-- begin Source data --
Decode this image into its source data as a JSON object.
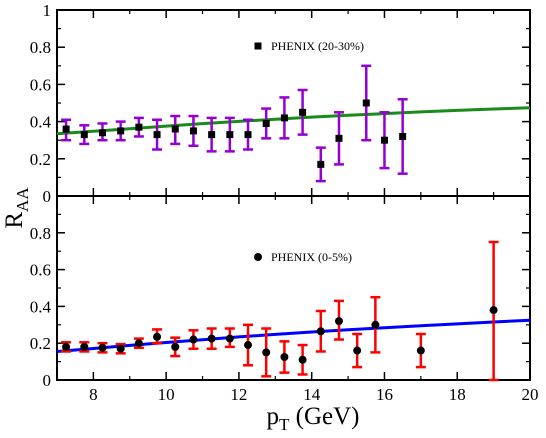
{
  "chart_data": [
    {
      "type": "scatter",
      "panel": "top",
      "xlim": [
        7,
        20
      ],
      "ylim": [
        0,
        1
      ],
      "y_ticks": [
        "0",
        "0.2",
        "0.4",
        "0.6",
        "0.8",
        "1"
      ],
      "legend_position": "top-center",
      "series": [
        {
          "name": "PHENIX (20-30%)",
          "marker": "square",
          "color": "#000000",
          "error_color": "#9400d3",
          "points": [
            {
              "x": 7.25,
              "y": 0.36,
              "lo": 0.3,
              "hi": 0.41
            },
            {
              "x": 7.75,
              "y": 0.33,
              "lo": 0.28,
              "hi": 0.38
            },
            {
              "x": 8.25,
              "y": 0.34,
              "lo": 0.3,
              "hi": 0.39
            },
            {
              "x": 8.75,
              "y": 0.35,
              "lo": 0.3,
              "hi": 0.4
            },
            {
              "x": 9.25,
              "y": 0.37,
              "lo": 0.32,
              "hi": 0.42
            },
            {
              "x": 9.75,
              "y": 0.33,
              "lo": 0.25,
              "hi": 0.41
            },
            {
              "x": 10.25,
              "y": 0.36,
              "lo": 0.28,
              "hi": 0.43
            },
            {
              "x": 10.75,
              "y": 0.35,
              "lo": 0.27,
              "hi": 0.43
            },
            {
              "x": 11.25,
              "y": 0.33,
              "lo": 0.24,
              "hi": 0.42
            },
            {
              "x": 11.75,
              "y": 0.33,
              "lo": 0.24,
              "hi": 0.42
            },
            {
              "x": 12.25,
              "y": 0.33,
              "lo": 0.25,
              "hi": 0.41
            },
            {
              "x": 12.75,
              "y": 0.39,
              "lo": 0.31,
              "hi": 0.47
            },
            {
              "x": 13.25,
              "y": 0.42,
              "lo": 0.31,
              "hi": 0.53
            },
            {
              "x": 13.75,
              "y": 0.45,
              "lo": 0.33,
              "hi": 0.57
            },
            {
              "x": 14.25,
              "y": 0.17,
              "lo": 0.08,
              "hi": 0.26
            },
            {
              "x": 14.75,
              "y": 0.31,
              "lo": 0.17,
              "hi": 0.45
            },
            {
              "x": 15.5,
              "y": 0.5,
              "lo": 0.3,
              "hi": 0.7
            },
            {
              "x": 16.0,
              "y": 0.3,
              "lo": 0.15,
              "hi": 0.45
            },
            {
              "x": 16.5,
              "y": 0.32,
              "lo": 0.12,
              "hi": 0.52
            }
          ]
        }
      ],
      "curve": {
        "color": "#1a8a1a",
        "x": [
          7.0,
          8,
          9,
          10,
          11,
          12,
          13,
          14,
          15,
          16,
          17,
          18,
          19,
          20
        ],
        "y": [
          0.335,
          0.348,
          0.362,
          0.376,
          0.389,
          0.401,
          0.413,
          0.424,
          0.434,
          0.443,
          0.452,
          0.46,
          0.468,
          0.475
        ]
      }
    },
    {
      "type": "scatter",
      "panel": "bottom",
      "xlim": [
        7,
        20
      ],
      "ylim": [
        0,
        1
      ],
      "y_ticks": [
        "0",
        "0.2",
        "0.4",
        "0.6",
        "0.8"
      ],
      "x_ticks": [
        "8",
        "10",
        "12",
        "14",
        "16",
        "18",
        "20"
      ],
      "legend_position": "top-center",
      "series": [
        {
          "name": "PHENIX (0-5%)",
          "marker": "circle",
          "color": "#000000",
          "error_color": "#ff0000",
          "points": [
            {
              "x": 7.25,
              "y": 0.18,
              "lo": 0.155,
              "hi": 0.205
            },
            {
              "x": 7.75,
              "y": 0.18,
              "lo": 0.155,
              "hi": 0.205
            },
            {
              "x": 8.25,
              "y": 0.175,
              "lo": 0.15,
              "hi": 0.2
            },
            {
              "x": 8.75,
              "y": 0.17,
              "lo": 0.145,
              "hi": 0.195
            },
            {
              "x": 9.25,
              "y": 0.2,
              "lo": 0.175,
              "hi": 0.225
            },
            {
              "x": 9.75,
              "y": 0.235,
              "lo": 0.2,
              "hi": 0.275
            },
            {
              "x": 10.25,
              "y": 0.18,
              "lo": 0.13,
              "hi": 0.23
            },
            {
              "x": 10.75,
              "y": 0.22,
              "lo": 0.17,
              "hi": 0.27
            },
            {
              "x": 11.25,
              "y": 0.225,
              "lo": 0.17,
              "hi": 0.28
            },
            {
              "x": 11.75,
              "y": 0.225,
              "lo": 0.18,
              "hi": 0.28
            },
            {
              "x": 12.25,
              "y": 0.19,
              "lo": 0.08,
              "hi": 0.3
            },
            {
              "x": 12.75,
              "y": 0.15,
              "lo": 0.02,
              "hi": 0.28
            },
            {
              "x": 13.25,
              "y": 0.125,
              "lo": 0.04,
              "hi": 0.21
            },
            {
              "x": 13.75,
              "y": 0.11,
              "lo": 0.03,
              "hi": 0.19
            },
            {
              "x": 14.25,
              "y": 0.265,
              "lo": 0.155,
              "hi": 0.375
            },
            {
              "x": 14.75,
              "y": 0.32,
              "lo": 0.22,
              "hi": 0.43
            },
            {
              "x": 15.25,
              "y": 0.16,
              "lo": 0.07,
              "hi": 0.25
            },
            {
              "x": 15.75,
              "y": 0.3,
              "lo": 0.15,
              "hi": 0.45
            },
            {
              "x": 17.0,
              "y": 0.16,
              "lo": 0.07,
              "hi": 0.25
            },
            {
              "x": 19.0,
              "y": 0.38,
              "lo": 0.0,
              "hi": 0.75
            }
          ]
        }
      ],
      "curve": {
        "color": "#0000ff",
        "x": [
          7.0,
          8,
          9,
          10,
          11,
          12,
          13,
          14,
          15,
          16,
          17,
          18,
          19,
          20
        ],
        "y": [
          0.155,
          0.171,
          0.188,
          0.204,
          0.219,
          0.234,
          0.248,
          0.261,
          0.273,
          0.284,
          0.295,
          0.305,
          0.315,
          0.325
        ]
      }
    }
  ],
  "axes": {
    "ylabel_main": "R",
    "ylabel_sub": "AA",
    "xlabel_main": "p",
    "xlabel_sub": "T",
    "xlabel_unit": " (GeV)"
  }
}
-- end Source data --
Your objective:
Leave the pictures out and print the records above exactly as they stand.

The output:
Decode this image into its source data as a JSON object.
{
  "chart_data": [
    {
      "type": "scatter",
      "panel": "top",
      "xlim": [
        7,
        20
      ],
      "ylim": [
        0,
        1
      ],
      "y_ticks": [
        "0",
        "0.2",
        "0.4",
        "0.6",
        "0.8",
        "1"
      ],
      "legend_position": "top-center",
      "series": [
        {
          "name": "PHENIX (20-30%)",
          "marker": "square",
          "color": "#000000",
          "error_color": "#9400d3",
          "points": [
            {
              "x": 7.25,
              "y": 0.36,
              "lo": 0.3,
              "hi": 0.41
            },
            {
              "x": 7.75,
              "y": 0.33,
              "lo": 0.28,
              "hi": 0.38
            },
            {
              "x": 8.25,
              "y": 0.34,
              "lo": 0.3,
              "hi": 0.39
            },
            {
              "x": 8.75,
              "y": 0.35,
              "lo": 0.3,
              "hi": 0.4
            },
            {
              "x": 9.25,
              "y": 0.37,
              "lo": 0.32,
              "hi": 0.42
            },
            {
              "x": 9.75,
              "y": 0.33,
              "lo": 0.25,
              "hi": 0.41
            },
            {
              "x": 10.25,
              "y": 0.36,
              "lo": 0.28,
              "hi": 0.43
            },
            {
              "x": 10.75,
              "y": 0.35,
              "lo": 0.27,
              "hi": 0.43
            },
            {
              "x": 11.25,
              "y": 0.33,
              "lo": 0.24,
              "hi": 0.42
            },
            {
              "x": 11.75,
              "y": 0.33,
              "lo": 0.24,
              "hi": 0.42
            },
            {
              "x": 12.25,
              "y": 0.33,
              "lo": 0.25,
              "hi": 0.41
            },
            {
              "x": 12.75,
              "y": 0.39,
              "lo": 0.31,
              "hi": 0.47
            },
            {
              "x": 13.25,
              "y": 0.42,
              "lo": 0.31,
              "hi": 0.53
            },
            {
              "x": 13.75,
              "y": 0.45,
              "lo": 0.33,
              "hi": 0.57
            },
            {
              "x": 14.25,
              "y": 0.17,
              "lo": 0.08,
              "hi": 0.26
            },
            {
              "x": 14.75,
              "y": 0.31,
              "lo": 0.17,
              "hi": 0.45
            },
            {
              "x": 15.5,
              "y": 0.5,
              "lo": 0.3,
              "hi": 0.7
            },
            {
              "x": 16.0,
              "y": 0.3,
              "lo": 0.15,
              "hi": 0.45
            },
            {
              "x": 16.5,
              "y": 0.32,
              "lo": 0.12,
              "hi": 0.52
            }
          ]
        }
      ],
      "curve": {
        "color": "#1a8a1a",
        "x": [
          7.0,
          8,
          9,
          10,
          11,
          12,
          13,
          14,
          15,
          16,
          17,
          18,
          19,
          20
        ],
        "y": [
          0.335,
          0.348,
          0.362,
          0.376,
          0.389,
          0.401,
          0.413,
          0.424,
          0.434,
          0.443,
          0.452,
          0.46,
          0.468,
          0.475
        ]
      }
    },
    {
      "type": "scatter",
      "panel": "bottom",
      "xlim": [
        7,
        20
      ],
      "ylim": [
        0,
        1
      ],
      "y_ticks": [
        "0",
        "0.2",
        "0.4",
        "0.6",
        "0.8"
      ],
      "x_ticks": [
        "8",
        "10",
        "12",
        "14",
        "16",
        "18",
        "20"
      ],
      "legend_position": "top-center",
      "series": [
        {
          "name": "PHENIX (0-5%)",
          "marker": "circle",
          "color": "#000000",
          "error_color": "#ff0000",
          "points": [
            {
              "x": 7.25,
              "y": 0.18,
              "lo": 0.155,
              "hi": 0.205
            },
            {
              "x": 7.75,
              "y": 0.18,
              "lo": 0.155,
              "hi": 0.205
            },
            {
              "x": 8.25,
              "y": 0.175,
              "lo": 0.15,
              "hi": 0.2
            },
            {
              "x": 8.75,
              "y": 0.17,
              "lo": 0.145,
              "hi": 0.195
            },
            {
              "x": 9.25,
              "y": 0.2,
              "lo": 0.175,
              "hi": 0.225
            },
            {
              "x": 9.75,
              "y": 0.235,
              "lo": 0.2,
              "hi": 0.275
            },
            {
              "x": 10.25,
              "y": 0.18,
              "lo": 0.13,
              "hi": 0.23
            },
            {
              "x": 10.75,
              "y": 0.22,
              "lo": 0.17,
              "hi": 0.27
            },
            {
              "x": 11.25,
              "y": 0.225,
              "lo": 0.17,
              "hi": 0.28
            },
            {
              "x": 11.75,
              "y": 0.225,
              "lo": 0.18,
              "hi": 0.28
            },
            {
              "x": 12.25,
              "y": 0.19,
              "lo": 0.08,
              "hi": 0.3
            },
            {
              "x": 12.75,
              "y": 0.15,
              "lo": 0.02,
              "hi": 0.28
            },
            {
              "x": 13.25,
              "y": 0.125,
              "lo": 0.04,
              "hi": 0.21
            },
            {
              "x": 13.75,
              "y": 0.11,
              "lo": 0.03,
              "hi": 0.19
            },
            {
              "x": 14.25,
              "y": 0.265,
              "lo": 0.155,
              "hi": 0.375
            },
            {
              "x": 14.75,
              "y": 0.32,
              "lo": 0.22,
              "hi": 0.43
            },
            {
              "x": 15.25,
              "y": 0.16,
              "lo": 0.07,
              "hi": 0.25
            },
            {
              "x": 15.75,
              "y": 0.3,
              "lo": 0.15,
              "hi": 0.45
            },
            {
              "x": 17.0,
              "y": 0.16,
              "lo": 0.07,
              "hi": 0.25
            },
            {
              "x": 19.0,
              "y": 0.38,
              "lo": 0.0,
              "hi": 0.75
            }
          ]
        }
      ],
      "curve": {
        "color": "#0000ff",
        "x": [
          7.0,
          8,
          9,
          10,
          11,
          12,
          13,
          14,
          15,
          16,
          17,
          18,
          19,
          20
        ],
        "y": [
          0.155,
          0.171,
          0.188,
          0.204,
          0.219,
          0.234,
          0.248,
          0.261,
          0.273,
          0.284,
          0.295,
          0.305,
          0.315,
          0.325
        ]
      }
    }
  ],
  "axes": {
    "ylabel_main": "R",
    "ylabel_sub": "AA",
    "xlabel_main": "p",
    "xlabel_sub": "T",
    "xlabel_unit": " (GeV)"
  }
}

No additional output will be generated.